Take the records underneath and set them down exactly.

--- Dataset entries ---

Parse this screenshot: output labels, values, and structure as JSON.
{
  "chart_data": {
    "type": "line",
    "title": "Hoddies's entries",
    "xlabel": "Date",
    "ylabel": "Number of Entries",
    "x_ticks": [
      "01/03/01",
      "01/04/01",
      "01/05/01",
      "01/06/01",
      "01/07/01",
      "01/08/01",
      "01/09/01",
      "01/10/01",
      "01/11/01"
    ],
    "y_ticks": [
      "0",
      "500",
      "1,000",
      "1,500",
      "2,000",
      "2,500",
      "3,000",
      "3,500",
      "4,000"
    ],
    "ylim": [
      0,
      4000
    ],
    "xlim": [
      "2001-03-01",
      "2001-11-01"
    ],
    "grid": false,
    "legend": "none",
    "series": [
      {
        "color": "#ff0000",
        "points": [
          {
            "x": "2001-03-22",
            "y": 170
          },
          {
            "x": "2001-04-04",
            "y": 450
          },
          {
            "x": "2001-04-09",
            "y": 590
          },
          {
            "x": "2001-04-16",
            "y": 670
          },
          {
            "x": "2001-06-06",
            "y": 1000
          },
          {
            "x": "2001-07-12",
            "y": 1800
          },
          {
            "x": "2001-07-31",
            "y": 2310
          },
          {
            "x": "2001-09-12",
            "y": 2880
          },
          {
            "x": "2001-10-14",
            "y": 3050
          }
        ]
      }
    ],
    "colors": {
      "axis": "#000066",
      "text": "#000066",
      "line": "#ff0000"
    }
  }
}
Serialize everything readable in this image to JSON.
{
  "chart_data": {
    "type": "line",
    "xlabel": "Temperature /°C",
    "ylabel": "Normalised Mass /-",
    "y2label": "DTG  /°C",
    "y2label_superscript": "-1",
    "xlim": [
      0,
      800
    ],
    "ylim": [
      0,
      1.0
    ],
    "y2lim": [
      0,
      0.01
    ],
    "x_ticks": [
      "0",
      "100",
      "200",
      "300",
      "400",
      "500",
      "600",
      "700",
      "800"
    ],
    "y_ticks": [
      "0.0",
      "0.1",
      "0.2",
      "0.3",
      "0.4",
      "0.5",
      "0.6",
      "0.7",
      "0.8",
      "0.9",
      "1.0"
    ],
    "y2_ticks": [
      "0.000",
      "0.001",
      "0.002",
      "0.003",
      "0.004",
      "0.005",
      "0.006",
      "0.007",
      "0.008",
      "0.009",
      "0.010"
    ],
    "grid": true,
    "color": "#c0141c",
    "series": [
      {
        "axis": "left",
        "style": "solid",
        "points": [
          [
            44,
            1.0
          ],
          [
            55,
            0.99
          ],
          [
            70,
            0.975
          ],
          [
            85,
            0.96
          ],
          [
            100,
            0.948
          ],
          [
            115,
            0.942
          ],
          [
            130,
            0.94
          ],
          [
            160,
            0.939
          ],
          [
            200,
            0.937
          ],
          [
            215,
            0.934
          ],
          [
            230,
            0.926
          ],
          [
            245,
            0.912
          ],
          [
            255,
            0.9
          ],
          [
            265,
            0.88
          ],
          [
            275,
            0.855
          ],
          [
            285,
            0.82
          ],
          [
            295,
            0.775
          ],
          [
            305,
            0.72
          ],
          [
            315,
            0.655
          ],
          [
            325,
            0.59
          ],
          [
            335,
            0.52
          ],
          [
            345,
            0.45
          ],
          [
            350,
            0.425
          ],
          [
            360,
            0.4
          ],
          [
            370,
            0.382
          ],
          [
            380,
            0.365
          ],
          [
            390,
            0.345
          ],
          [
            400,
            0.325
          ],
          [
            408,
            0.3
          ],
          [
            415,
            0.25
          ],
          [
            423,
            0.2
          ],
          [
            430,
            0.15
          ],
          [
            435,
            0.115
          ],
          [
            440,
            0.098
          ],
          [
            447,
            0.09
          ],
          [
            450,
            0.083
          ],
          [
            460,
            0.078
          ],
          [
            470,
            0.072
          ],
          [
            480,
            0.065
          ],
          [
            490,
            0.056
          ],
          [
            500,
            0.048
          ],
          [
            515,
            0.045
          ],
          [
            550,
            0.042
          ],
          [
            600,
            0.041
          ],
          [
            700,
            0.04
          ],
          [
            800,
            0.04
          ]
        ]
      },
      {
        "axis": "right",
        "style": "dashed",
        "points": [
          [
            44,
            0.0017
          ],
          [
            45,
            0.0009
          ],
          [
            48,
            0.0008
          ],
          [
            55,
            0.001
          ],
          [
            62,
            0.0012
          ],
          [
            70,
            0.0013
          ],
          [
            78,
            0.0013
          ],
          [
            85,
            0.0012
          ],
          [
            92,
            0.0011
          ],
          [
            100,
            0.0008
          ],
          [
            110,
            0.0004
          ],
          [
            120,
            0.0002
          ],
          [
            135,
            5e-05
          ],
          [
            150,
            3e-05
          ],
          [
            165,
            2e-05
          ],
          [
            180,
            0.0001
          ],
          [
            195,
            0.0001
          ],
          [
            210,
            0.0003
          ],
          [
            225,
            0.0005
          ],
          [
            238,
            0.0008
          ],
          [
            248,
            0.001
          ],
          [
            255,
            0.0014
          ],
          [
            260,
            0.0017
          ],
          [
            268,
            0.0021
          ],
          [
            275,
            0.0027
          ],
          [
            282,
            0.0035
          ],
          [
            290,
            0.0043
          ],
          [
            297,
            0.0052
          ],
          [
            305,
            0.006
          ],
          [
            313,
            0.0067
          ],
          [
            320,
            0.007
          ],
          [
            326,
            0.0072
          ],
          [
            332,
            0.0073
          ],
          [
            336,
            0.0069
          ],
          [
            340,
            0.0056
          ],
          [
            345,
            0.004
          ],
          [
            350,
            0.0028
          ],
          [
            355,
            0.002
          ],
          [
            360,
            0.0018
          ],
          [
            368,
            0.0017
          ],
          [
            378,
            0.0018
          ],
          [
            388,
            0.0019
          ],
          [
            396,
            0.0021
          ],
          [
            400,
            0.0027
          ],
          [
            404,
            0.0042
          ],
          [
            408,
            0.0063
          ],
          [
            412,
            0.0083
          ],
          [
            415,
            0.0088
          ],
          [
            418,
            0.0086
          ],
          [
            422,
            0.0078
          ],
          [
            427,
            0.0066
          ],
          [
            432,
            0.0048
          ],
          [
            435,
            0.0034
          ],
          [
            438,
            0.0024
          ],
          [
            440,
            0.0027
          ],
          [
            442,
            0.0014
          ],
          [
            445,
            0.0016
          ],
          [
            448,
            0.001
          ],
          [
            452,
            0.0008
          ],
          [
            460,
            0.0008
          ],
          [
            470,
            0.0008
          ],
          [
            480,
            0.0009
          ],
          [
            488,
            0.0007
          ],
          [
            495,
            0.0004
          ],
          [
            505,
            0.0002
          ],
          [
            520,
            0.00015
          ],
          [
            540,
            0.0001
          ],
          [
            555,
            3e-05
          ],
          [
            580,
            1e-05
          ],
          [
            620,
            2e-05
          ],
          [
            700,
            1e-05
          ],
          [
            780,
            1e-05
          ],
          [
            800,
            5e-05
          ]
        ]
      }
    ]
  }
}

---

=== Solution for this task ===
Parse this screenshot: output labels, values, and structure as JSON.
{
  "chart_data": {
    "type": "line",
    "title": "Hoddies's entries",
    "xlabel": "Date",
    "ylabel": "Number of Entries",
    "x_ticks": [
      "01/03/01",
      "01/04/01",
      "01/05/01",
      "01/06/01",
      "01/07/01",
      "01/08/01",
      "01/09/01",
      "01/10/01",
      "01/11/01"
    ],
    "y_ticks": [
      "0",
      "500",
      "1,000",
      "1,500",
      "2,000",
      "2,500",
      "3,000",
      "3,500",
      "4,000"
    ],
    "ylim": [
      0,
      4000
    ],
    "xlim": [
      "2001-03-01",
      "2001-11-01"
    ],
    "grid": false,
    "legend": "none",
    "series": [
      {
        "color": "#ff0000",
        "points": [
          {
            "x": "2001-03-22",
            "y": 170
          },
          {
            "x": "2001-04-04",
            "y": 450
          },
          {
            "x": "2001-04-09",
            "y": 590
          },
          {
            "x": "2001-04-16",
            "y": 670
          },
          {
            "x": "2001-06-06",
            "y": 1000
          },
          {
            "x": "2001-07-12",
            "y": 1800
          },
          {
            "x": "2001-07-31",
            "y": 2310
          },
          {
            "x": "2001-09-12",
            "y": 2880
          },
          {
            "x": "2001-10-14",
            "y": 3050
          }
        ]
      }
    ],
    "colors": {
      "axis": "#000066",
      "text": "#000066",
      "line": "#ff0000"
    }
  }
}
Serialize everything readable in this image to JSON.
{
  "chart_data": {
    "type": "line",
    "xlabel": "Temperature /°C",
    "ylabel": "Normalised Mass /-",
    "y2label": "DTG  /°C",
    "y2label_superscript": "-1",
    "xlim": [
      0,
      800
    ],
    "ylim": [
      0,
      1.0
    ],
    "y2lim": [
      0,
      0.01
    ],
    "x_ticks": [
      "0",
      "100",
      "200",
      "300",
      "400",
      "500",
      "600",
      "700",
      "800"
    ],
    "y_ticks": [
      "0.0",
      "0.1",
      "0.2",
      "0.3",
      "0.4",
      "0.5",
      "0.6",
      "0.7",
      "0.8",
      "0.9",
      "1.0"
    ],
    "y2_ticks": [
      "0.000",
      "0.001",
      "0.002",
      "0.003",
      "0.004",
      "0.005",
      "0.006",
      "0.007",
      "0.008",
      "0.009",
      "0.010"
    ],
    "grid": true,
    "color": "#c0141c",
    "series": [
      {
        "axis": "left",
        "style": "solid",
        "points": [
          [
            44,
            1.0
          ],
          [
            55,
            0.99
          ],
          [
            70,
            0.975
          ],
          [
            85,
            0.96
          ],
          [
            100,
            0.948
          ],
          [
            115,
            0.942
          ],
          [
            130,
            0.94
          ],
          [
            160,
            0.939
          ],
          [
            200,
            0.937
          ],
          [
            215,
            0.934
          ],
          [
            230,
            0.926
          ],
          [
            245,
            0.912
          ],
          [
            255,
            0.9
          ],
          [
            265,
            0.88
          ],
          [
            275,
            0.855
          ],
          [
            285,
            0.82
          ],
          [
            295,
            0.775
          ],
          [
            305,
            0.72
          ],
          [
            315,
            0.655
          ],
          [
            325,
            0.59
          ],
          [
            335,
            0.52
          ],
          [
            345,
            0.45
          ],
          [
            350,
            0.425
          ],
          [
            360,
            0.4
          ],
          [
            370,
            0.382
          ],
          [
            380,
            0.365
          ],
          [
            390,
            0.345
          ],
          [
            400,
            0.325
          ],
          [
            408,
            0.3
          ],
          [
            415,
            0.25
          ],
          [
            423,
            0.2
          ],
          [
            430,
            0.15
          ],
          [
            435,
            0.115
          ],
          [
            440,
            0.098
          ],
          [
            447,
            0.09
          ],
          [
            450,
            0.083
          ],
          [
            460,
            0.078
          ],
          [
            470,
            0.072
          ],
          [
            480,
            0.065
          ],
          [
            490,
            0.056
          ],
          [
            500,
            0.048
          ],
          [
            515,
            0.045
          ],
          [
            550,
            0.042
          ],
          [
            600,
            0.041
          ],
          [
            700,
            0.04
          ],
          [
            800,
            0.04
          ]
        ]
      },
      {
        "axis": "right",
        "style": "dashed",
        "points": [
          [
            44,
            0.0017
          ],
          [
            45,
            0.0009
          ],
          [
            48,
            0.0008
          ],
          [
            55,
            0.001
          ],
          [
            62,
            0.0012
          ],
          [
            70,
            0.0013
          ],
          [
            78,
            0.0013
          ],
          [
            85,
            0.0012
          ],
          [
            92,
            0.0011
          ],
          [
            100,
            0.0008
          ],
          [
            110,
            0.0004
          ],
          [
            120,
            0.0002
          ],
          [
            135,
            5e-05
          ],
          [
            150,
            3e-05
          ],
          [
            165,
            2e-05
          ],
          [
            180,
            0.0001
          ],
          [
            195,
            0.0001
          ],
          [
            210,
            0.0003
          ],
          [
            225,
            0.0005
          ],
          [
            238,
            0.0008
          ],
          [
            248,
            0.001
          ],
          [
            255,
            0.0014
          ],
          [
            260,
            0.0017
          ],
          [
            268,
            0.0021
          ],
          [
            275,
            0.0027
          ],
          [
            282,
            0.0035
          ],
          [
            290,
            0.0043
          ],
          [
            297,
            0.0052
          ],
          [
            305,
            0.006
          ],
          [
            313,
            0.0067
          ],
          [
            320,
            0.007
          ],
          [
            326,
            0.0072
          ],
          [
            332,
            0.0073
          ],
          [
            336,
            0.0069
          ],
          [
            340,
            0.0056
          ],
          [
            345,
            0.004
          ],
          [
            350,
            0.0028
          ],
          [
            355,
            0.002
          ],
          [
            360,
            0.0018
          ],
          [
            368,
            0.0017
          ],
          [
            378,
            0.0018
          ],
          [
            388,
            0.0019
          ],
          [
            396,
            0.0021
          ],
          [
            400,
            0.0027
          ],
          [
            404,
            0.0042
          ],
          [
            408,
            0.0063
          ],
          [
            412,
            0.0083
          ],
          [
            415,
            0.0088
          ],
          [
            418,
            0.0086
          ],
          [
            422,
            0.0078
          ],
          [
            427,
            0.0066
          ],
          [
            432,
            0.0048
          ],
          [
            435,
            0.0034
          ],
          [
            438,
            0.0024
          ],
          [
            440,
            0.0027
          ],
          [
            442,
            0.0014
          ],
          [
            445,
            0.0016
          ],
          [
            448,
            0.001
          ],
          [
            452,
            0.0008
          ],
          [
            460,
            0.0008
          ],
          [
            470,
            0.0008
          ],
          [
            480,
            0.0009
          ],
          [
            488,
            0.0007
          ],
          [
            495,
            0.0004
          ],
          [
            505,
            0.0002
          ],
          [
            520,
            0.00015
          ],
          [
            540,
            0.0001
          ],
          [
            555,
            3e-05
          ],
          [
            580,
            1e-05
          ],
          [
            620,
            2e-05
          ],
          [
            700,
            1e-05
          ],
          [
            780,
            1e-05
          ],
          [
            800,
            5e-05
          ]
        ]
      }
    ]
  }
}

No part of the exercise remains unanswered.